[Dataset start]

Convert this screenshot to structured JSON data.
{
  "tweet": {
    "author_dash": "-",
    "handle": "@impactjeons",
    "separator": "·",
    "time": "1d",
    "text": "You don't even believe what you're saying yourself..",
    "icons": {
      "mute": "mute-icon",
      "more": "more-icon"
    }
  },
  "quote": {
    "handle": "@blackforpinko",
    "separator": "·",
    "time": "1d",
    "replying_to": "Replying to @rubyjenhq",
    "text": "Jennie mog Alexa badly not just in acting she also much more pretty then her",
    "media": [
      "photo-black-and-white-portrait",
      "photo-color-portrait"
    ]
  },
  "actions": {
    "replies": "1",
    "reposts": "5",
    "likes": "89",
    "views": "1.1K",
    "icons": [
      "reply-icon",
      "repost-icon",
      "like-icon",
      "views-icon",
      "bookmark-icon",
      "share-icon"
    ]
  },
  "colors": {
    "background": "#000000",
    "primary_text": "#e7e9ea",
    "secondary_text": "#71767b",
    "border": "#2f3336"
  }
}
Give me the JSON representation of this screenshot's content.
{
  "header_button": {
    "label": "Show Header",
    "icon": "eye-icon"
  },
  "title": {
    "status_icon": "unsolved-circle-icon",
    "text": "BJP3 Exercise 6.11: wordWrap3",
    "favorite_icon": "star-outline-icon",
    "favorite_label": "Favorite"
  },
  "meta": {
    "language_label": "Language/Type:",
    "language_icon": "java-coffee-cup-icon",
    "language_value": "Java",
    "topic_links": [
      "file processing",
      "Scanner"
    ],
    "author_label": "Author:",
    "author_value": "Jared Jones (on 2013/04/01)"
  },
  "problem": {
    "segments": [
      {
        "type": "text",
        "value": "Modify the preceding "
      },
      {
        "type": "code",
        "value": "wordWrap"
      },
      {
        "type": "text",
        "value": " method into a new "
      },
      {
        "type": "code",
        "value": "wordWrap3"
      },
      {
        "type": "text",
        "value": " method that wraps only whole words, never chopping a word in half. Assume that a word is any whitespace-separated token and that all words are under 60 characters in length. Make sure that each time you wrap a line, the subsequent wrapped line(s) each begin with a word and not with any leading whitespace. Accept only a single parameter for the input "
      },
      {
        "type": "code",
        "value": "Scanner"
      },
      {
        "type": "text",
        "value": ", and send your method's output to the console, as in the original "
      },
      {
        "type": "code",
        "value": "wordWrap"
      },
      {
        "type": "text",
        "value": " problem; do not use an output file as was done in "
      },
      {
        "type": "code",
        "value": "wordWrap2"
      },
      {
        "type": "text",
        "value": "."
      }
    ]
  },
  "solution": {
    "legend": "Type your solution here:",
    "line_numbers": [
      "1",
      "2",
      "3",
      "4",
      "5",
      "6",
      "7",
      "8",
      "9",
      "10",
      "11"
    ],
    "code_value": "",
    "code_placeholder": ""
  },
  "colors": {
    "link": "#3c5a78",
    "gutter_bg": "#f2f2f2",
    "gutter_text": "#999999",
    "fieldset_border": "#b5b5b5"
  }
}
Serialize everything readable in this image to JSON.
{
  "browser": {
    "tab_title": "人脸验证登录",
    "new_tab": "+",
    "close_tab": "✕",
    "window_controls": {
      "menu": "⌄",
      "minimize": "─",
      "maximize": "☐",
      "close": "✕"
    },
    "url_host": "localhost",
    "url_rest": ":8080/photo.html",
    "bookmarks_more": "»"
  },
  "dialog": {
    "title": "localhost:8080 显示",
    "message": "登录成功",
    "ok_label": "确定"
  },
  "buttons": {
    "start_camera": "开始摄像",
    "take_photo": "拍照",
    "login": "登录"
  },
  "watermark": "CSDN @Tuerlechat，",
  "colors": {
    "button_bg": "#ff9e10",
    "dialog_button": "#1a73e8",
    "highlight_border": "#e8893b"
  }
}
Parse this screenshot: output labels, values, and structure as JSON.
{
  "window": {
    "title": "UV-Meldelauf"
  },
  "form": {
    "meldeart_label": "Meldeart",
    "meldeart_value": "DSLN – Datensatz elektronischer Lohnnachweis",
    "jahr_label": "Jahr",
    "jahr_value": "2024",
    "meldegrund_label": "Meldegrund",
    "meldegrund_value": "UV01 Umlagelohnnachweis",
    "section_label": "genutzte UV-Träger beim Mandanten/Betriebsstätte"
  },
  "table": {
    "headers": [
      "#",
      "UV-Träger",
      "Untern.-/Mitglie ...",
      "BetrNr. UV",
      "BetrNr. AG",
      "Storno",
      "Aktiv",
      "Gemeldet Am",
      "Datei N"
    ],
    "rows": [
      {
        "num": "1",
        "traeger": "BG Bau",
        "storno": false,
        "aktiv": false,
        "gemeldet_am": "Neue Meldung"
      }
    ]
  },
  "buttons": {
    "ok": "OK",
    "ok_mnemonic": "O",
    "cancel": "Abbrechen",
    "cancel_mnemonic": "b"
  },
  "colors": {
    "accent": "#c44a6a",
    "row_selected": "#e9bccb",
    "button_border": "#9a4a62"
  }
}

[Dataset end]

Given request:
Copy every line verbatim.

Response below:
Convert this screenshot to structured JSON data.
{
  "tweet": {
    "author_dash": "-",
    "handle": "@impactjeons",
    "separator": "·",
    "time": "1d",
    "text": "You don't even believe what you're saying yourself..",
    "icons": {
      "mute": "mute-icon",
      "more": "more-icon"
    }
  },
  "quote": {
    "handle": "@blackforpinko",
    "separator": "·",
    "time": "1d",
    "replying_to": "Replying to @rubyjenhq",
    "text": "Jennie mog Alexa badly not just in acting she also much more pretty then her",
    "media": [
      "photo-black-and-white-portrait",
      "photo-color-portrait"
    ]
  },
  "actions": {
    "replies": "1",
    "reposts": "5",
    "likes": "89",
    "views": "1.1K",
    "icons": [
      "reply-icon",
      "repost-icon",
      "like-icon",
      "views-icon",
      "bookmark-icon",
      "share-icon"
    ]
  },
  "colors": {
    "background": "#000000",
    "primary_text": "#e7e9ea",
    "secondary_text": "#71767b",
    "border": "#2f3336"
  }
}
Give me the JSON representation of this screenshot's content.
{
  "header_button": {
    "label": "Show Header",
    "icon": "eye-icon"
  },
  "title": {
    "status_icon": "unsolved-circle-icon",
    "text": "BJP3 Exercise 6.11: wordWrap3",
    "favorite_icon": "star-outline-icon",
    "favorite_label": "Favorite"
  },
  "meta": {
    "language_label": "Language/Type:",
    "language_icon": "java-coffee-cup-icon",
    "language_value": "Java",
    "topic_links": [
      "file processing",
      "Scanner"
    ],
    "author_label": "Author:",
    "author_value": "Jared Jones (on 2013/04/01)"
  },
  "problem": {
    "segments": [
      {
        "type": "text",
        "value": "Modify the preceding "
      },
      {
        "type": "code",
        "value": "wordWrap"
      },
      {
        "type": "text",
        "value": " method into a new "
      },
      {
        "type": "code",
        "value": "wordWrap3"
      },
      {
        "type": "text",
        "value": " method that wraps only whole words, never chopping a word in half. Assume that a word is any whitespace-separated token and that all words are under 60 characters in length. Make sure that each time you wrap a line, the subsequent wrapped line(s) each begin with a word and not with any leading whitespace. Accept only a single parameter for the input "
      },
      {
        "type": "code",
        "value": "Scanner"
      },
      {
        "type": "text",
        "value": ", and send your method's output to the console, as in the original "
      },
      {
        "type": "code",
        "value": "wordWrap"
      },
      {
        "type": "text",
        "value": " problem; do not use an output file as was done in "
      },
      {
        "type": "code",
        "value": "wordWrap2"
      },
      {
        "type": "text",
        "value": "."
      }
    ]
  },
  "solution": {
    "legend": "Type your solution here:",
    "line_numbers": [
      "1",
      "2",
      "3",
      "4",
      "5",
      "6",
      "7",
      "8",
      "9",
      "10",
      "11"
    ],
    "code_value": "",
    "code_placeholder": ""
  },
  "colors": {
    "link": "#3c5a78",
    "gutter_bg": "#f2f2f2",
    "gutter_text": "#999999",
    "fieldset_border": "#b5b5b5"
  }
}
Serialize everything readable in this image to JSON.
{
  "browser": {
    "tab_title": "人脸验证登录",
    "new_tab": "+",
    "close_tab": "✕",
    "window_controls": {
      "menu": "⌄",
      "minimize": "─",
      "maximize": "☐",
      "close": "✕"
    },
    "url_host": "localhost",
    "url_rest": ":8080/photo.html",
    "bookmarks_more": "»"
  },
  "dialog": {
    "title": "localhost:8080 显示",
    "message": "登录成功",
    "ok_label": "确定"
  },
  "buttons": {
    "start_camera": "开始摄像",
    "take_photo": "拍照",
    "login": "登录"
  },
  "watermark": "CSDN @Tuerlechat，",
  "colors": {
    "button_bg": "#ff9e10",
    "dialog_button": "#1a73e8",
    "highlight_border": "#e8893b"
  }
}
Parse this screenshot: output labels, values, and structure as JSON.
{
  "window": {
    "title": "UV-Meldelauf"
  },
  "form": {
    "meldeart_label": "Meldeart",
    "meldeart_value": "DSLN – Datensatz elektronischer Lohnnachweis",
    "jahr_label": "Jahr",
    "jahr_value": "2024",
    "meldegrund_label": "Meldegrund",
    "meldegrund_value": "UV01 Umlagelohnnachweis",
    "section_label": "genutzte UV-Träger beim Mandanten/Betriebsstätte"
  },
  "table": {
    "headers": [
      "#",
      "UV-Träger",
      "Untern.-/Mitglie ...",
      "BetrNr. UV",
      "BetrNr. AG",
      "Storno",
      "Aktiv",
      "Gemeldet Am",
      "Datei N"
    ],
    "rows": [
      {
        "num": "1",
        "traeger": "BG Bau",
        "storno": false,
        "aktiv": false,
        "gemeldet_am": "Neue Meldung"
      }
    ]
  },
  "buttons": {
    "ok": "OK",
    "ok_mnemonic": "O",
    "cancel": "Abbrechen",
    "cancel_mnemonic": "b"
  },
  "colors": {
    "accent": "#c44a6a",
    "row_selected": "#e9bccb",
    "button_border": "#9a4a62"
  }
}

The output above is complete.